* Selection *

Version 1.01: Typos and other errors removed in the documentation. Also included in
the documentation a link to a tutorial on data processing on manifolds.


=head1 DESCRIPTION

If you are new to machine learning and data clustering on linear and nonlinear
manifolds, your first question is likely to be: What is a manifold?  A manifold is a
space that is locally Euclidean. And a space is locally Euclidean if it allows for
the points in a small neighborhood to be represented by, say, the Cartesian
coordinates and if the distances between the points in the neighborhood are given by
the Euclidean metric.  For an example, the set of all points on the surface of a
sphere does NOT constitute a Euclidean space.  Nonetheless, if you confined your
attention to a small enough neighborhood around a point, the space would seem to be
locally Euclidean.  The surface of a sphere is a 2-dimensional manifold embedded in a
3-dimensional space.  A plane in a 3-dimensional space is also a 2-dimensional
manifold. You would think of the surface of a sphere as a nonlinear manifold, whereas
a plane would be a linear manifold.  However, note that any nonlinear manifold is
locally a linear manifold.  That is, given a sufficiently small neighborhood on a
nonlinear manifold, you can always think of it as a locally flat surface.

As to why we need machine learning and data clustering on manifolds, there exist many
important applications in which the measured data resides on a nonlinear manifold.
For example, when you record images of a human face from different angles, all the
image pixels taken together fall on a low-dimensional surface in a high-dimensional
measurement space. The same is believed to be true for the satellite images of a land
mass that are recorded with the sun at different angles with respect to the direction
of the camera.

Reducing the dimensionality of the sort of data mentioned above is critical to the
proper functioning of downstream classification algorithms, and the most popular
traditional method for dimensionality reduction is the Principal Components Analysis
(PCA) algorithm.  However, using PCA is tantamount to passing a linear least-squares
hyperplane through the surface on which the data actually resides.  As to why that
might be a bad thing to do, just imagine the consequences of assuming that your data
falls on a straight line when, in reality, it falls on a strongly curving arc.  This
is exactly what happens with PCA --- it gives you a linear manifold approximation to
your data that may actually reside on a curved surface.

That brings us to the purpose of this module, which is to cluster data that resides
on a nonlinear manifold.  Since a nonlinear manifold is locally linear, we can think
of each data cluster on a nonlinear manifold as falling on a locally linear portion
of the manifold, meaning on a hyperplane.  The logic of the module is based on
finding a set of hyperplanes that best describes the data, with each hyperplane
derived from a local data cluster.  This is like constructing a piecewise linear
approximation to data that falls on a curve as opposed to constructing a single
straight line approximation to all of the data.  So whereas the frequently used PCA
algorithm gives you a single hyperplane approximation to all your data, what this
module returns is a set of hyperplane approximations, with each hyperplane derived by
applying the PCA algorithm locally to a data cluster.

* Records excerpted from a collection *

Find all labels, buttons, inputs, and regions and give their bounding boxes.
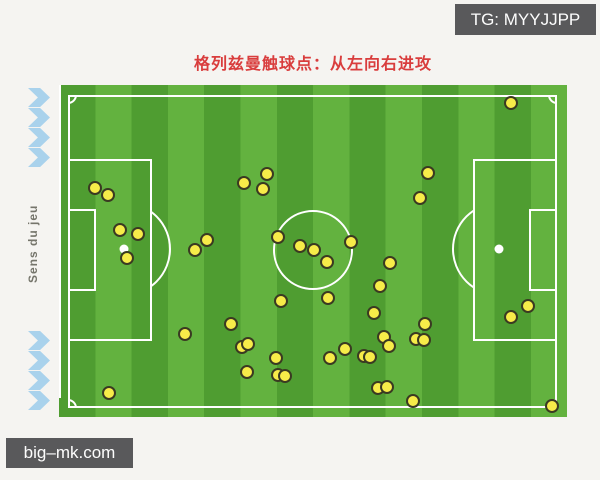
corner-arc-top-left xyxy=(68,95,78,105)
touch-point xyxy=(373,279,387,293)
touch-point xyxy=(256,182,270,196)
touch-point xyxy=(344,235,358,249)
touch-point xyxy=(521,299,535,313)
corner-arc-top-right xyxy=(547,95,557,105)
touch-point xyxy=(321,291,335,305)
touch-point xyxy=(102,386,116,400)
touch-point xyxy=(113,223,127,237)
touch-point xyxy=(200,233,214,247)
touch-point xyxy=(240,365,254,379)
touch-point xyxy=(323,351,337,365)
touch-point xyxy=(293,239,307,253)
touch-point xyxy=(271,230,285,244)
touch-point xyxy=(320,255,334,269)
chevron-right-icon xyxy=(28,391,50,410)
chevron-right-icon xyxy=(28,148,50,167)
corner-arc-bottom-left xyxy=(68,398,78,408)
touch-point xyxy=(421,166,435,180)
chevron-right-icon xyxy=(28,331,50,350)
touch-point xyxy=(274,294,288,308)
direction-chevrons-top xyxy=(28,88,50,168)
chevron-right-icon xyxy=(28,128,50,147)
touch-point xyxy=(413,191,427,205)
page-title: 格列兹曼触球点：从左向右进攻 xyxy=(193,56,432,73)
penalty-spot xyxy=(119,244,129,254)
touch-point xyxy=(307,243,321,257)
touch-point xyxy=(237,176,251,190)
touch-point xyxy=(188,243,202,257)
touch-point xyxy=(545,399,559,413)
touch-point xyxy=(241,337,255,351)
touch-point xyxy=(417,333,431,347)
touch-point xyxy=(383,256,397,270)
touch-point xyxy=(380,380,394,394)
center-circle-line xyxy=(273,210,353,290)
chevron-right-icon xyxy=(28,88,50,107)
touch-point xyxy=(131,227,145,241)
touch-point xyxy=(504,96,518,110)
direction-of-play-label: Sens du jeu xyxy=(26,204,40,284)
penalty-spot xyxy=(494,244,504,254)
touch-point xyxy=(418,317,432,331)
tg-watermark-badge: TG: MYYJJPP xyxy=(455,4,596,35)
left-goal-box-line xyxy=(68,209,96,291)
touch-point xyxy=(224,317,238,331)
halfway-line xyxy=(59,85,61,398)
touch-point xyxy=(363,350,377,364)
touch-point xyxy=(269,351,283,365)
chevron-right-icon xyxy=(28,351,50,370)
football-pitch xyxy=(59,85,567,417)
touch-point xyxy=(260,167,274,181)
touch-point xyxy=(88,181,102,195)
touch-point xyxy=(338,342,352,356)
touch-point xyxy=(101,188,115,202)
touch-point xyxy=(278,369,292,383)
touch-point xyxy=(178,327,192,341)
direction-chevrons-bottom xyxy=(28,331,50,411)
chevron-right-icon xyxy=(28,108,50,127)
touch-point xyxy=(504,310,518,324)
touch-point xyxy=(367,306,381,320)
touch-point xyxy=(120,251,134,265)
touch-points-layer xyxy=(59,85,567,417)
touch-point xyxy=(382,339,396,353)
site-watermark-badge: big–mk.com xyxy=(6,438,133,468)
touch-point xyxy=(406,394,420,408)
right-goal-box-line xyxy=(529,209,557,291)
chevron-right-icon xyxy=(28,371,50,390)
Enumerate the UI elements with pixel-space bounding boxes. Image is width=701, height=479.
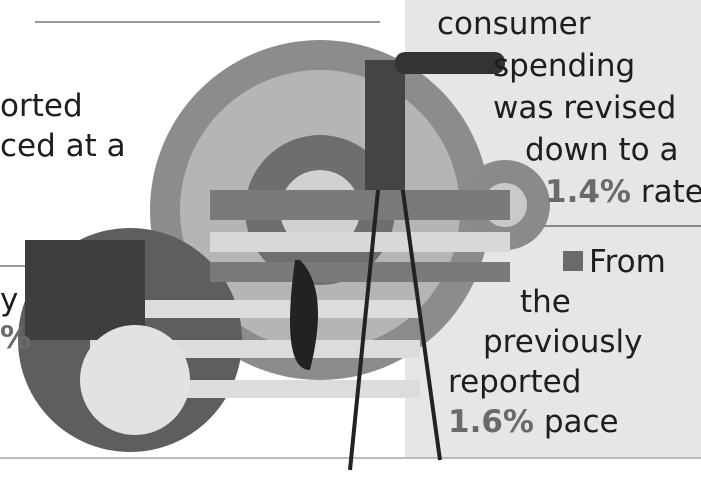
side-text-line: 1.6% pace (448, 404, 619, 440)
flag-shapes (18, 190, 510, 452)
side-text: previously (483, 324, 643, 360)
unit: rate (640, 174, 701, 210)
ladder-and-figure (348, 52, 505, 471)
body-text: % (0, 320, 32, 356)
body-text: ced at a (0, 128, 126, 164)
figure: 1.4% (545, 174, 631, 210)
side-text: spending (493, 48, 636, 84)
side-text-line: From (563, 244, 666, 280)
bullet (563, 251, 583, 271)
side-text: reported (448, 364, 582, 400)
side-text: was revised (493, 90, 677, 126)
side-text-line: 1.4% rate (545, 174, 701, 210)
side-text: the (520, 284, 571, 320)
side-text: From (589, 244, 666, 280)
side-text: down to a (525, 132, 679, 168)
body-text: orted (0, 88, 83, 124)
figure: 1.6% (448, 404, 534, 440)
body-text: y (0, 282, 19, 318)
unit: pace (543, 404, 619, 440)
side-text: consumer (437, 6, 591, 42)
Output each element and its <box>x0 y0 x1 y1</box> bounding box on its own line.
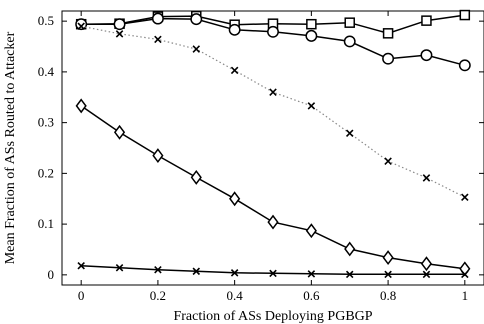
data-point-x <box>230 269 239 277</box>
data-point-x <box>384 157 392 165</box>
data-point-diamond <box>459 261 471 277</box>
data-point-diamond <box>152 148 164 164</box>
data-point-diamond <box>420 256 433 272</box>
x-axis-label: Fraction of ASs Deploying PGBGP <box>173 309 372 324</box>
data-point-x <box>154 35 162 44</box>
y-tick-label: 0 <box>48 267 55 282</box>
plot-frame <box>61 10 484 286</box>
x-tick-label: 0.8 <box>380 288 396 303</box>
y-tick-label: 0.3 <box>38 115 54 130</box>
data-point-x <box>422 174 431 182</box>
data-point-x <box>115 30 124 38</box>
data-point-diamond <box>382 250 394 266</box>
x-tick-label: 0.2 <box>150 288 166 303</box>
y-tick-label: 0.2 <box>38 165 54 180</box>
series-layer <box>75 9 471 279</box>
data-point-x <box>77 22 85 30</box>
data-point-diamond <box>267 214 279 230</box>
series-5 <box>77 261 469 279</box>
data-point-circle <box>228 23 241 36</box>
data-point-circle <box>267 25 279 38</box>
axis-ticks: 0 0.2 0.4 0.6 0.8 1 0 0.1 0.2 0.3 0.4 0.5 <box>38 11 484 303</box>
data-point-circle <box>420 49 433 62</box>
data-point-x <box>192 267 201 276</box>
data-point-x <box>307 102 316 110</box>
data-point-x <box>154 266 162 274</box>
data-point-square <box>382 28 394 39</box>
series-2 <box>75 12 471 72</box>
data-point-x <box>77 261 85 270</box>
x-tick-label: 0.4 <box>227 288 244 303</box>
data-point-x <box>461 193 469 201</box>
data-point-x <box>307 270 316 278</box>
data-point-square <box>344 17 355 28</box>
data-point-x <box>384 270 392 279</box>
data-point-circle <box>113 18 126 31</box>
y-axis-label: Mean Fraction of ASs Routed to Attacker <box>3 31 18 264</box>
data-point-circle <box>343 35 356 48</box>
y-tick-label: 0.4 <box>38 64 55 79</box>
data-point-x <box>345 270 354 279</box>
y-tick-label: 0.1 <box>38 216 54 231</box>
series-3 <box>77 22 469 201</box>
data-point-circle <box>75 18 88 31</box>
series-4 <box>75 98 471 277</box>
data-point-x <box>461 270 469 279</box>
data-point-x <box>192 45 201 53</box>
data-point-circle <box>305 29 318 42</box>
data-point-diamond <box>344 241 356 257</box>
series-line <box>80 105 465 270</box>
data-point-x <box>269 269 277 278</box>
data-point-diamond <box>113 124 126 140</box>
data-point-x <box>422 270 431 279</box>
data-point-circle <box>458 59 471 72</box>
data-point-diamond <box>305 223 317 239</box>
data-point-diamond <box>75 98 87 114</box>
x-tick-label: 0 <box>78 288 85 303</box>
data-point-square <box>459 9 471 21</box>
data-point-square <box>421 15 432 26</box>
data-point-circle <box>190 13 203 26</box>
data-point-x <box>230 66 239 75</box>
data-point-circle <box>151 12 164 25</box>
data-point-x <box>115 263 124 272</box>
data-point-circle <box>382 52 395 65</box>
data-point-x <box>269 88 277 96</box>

* What this exercise asks *
1. Return the stretch of the module description from "As to why we" through "resides on a nonlinear manifold.", copied word for word.
2. Rewrite the stretch of the records from the line containing "data-point-x <box>230 269 239 277</box>" through the line containing "data-point-x <box>154 35 162 44</box>", putting "data-point-rhombus" in place of "data-point-diamond" and changing nothing else. Give only those lines.

* Responses to the tasks *
1.
As to why we need machine learning and data clustering on manifolds, there exist many
important applications in which the measured data resides on a nonlinear manifold.

2.
data-point-x <box>230 269 239 277</box>
data-point-x <box>384 157 392 165</box>
data-point-rhombus <box>459 261 471 277</box>
data-point-rhombus <box>152 148 164 164</box>
data-point-rhombus <box>420 256 433 272</box>
x-axis-label: Fraction of ASs Deploying PGBGP <box>173 309 372 324</box>
data-point-x <box>154 35 162 44</box>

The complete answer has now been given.